TASK DESCRIPTION:
Show all lines from the data that include the word "当季同比".
= = = = = = =
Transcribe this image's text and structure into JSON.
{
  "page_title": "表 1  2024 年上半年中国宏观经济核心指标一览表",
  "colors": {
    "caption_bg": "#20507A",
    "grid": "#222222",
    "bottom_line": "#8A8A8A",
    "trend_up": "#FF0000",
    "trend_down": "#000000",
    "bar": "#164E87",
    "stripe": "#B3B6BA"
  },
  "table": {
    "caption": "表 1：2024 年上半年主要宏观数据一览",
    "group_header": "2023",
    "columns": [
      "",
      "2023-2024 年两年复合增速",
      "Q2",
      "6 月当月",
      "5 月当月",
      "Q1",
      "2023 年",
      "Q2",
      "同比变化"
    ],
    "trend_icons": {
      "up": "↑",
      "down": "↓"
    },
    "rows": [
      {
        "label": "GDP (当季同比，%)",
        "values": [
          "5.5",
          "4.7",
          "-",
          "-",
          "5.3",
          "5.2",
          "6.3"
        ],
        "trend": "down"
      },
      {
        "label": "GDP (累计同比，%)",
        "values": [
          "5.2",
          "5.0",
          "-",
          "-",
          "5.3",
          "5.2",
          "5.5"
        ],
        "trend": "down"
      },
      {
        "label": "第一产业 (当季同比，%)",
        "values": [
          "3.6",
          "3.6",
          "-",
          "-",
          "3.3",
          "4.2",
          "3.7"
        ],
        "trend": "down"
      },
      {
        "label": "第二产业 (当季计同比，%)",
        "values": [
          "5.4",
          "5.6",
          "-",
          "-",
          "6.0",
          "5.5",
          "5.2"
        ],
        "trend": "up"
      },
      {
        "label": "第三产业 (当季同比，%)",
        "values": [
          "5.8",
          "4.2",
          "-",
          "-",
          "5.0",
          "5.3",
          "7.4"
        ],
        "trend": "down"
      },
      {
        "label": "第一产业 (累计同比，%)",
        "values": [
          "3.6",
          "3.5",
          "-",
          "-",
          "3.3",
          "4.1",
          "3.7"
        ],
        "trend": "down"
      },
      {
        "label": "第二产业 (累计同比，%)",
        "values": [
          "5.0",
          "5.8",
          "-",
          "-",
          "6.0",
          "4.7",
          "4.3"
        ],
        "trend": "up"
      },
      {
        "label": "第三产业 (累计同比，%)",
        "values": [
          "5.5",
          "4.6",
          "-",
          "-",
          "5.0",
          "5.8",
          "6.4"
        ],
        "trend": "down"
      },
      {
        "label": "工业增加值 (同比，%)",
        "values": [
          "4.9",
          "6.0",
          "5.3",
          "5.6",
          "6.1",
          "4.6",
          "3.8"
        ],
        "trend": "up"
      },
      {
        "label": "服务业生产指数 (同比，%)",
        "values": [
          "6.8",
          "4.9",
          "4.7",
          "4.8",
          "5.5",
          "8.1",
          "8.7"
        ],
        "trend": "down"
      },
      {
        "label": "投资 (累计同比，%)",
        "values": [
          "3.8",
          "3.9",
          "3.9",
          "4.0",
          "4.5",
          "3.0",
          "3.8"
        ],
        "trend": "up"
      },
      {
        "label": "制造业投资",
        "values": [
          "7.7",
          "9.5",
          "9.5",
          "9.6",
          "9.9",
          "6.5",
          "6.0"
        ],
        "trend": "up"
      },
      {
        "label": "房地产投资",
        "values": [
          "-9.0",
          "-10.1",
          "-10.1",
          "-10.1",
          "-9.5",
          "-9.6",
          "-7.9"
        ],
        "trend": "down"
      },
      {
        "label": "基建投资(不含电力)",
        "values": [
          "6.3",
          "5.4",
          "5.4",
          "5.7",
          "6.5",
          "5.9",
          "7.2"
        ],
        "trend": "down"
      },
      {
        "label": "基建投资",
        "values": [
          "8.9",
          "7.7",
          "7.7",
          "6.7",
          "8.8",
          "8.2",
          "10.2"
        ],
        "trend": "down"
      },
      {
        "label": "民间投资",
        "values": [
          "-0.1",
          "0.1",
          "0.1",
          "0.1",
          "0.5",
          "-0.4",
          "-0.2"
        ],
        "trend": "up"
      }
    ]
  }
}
= = = = = = =
SOLUTION FOR THIS EXERCISE:
        "label": "GDP (当季同比，%)",
        "label": "第一产业 (当季同比，%)",
        "label": "第三产业 (当季同比，%)",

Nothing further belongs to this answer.